-------- EXTRACTED INFORMATION
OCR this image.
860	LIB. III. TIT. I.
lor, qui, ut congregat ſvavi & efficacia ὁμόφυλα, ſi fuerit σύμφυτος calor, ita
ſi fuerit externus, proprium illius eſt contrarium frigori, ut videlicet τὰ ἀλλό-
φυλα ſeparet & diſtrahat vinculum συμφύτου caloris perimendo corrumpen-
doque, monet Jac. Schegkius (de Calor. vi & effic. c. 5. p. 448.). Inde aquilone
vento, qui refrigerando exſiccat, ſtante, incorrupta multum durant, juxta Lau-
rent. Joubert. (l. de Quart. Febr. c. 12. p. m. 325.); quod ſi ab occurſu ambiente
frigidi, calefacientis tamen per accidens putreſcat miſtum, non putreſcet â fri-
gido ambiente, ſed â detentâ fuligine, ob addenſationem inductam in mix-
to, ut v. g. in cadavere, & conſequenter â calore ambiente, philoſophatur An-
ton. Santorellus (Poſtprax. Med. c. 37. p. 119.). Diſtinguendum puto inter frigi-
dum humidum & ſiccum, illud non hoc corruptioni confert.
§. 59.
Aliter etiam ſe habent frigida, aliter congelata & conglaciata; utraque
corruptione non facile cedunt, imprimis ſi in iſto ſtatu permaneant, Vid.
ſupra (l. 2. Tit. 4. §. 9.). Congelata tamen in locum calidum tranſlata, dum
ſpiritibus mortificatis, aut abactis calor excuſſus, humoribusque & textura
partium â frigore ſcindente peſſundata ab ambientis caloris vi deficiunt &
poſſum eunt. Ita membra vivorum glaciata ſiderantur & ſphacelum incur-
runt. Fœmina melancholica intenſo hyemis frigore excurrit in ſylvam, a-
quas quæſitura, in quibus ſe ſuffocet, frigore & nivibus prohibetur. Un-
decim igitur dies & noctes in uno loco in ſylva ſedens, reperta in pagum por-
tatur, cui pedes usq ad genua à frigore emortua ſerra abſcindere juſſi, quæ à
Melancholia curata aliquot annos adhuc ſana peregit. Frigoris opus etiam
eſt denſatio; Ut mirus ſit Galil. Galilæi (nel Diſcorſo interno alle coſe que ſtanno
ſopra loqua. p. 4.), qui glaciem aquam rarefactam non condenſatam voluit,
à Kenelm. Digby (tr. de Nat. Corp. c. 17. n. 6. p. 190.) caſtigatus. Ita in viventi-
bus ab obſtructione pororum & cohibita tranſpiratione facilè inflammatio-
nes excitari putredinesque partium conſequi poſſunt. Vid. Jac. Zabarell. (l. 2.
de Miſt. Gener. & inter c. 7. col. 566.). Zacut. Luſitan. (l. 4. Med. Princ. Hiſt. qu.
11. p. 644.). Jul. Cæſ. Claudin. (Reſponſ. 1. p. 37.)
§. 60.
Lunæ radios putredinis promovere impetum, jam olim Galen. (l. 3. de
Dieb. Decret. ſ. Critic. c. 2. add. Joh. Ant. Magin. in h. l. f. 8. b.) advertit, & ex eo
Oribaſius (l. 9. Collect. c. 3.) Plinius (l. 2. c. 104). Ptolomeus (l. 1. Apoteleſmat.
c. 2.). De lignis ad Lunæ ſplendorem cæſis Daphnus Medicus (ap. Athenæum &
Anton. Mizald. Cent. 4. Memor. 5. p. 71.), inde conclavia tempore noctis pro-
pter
----------------
» **TASK DESCRIPTION**: Go through the entries and return each line where the word "fuerit" appears.

» **ANSWER TO THIS PROBLEM**:
lor, qui, ut congregat ſvavi & efficacia ὁμόφυλα, ſi fuerit σύμφυτος calor, ita
ſi fuerit externus, proprium illius eſt contrarium frigori, ut videlicet τὰ ἀλλό-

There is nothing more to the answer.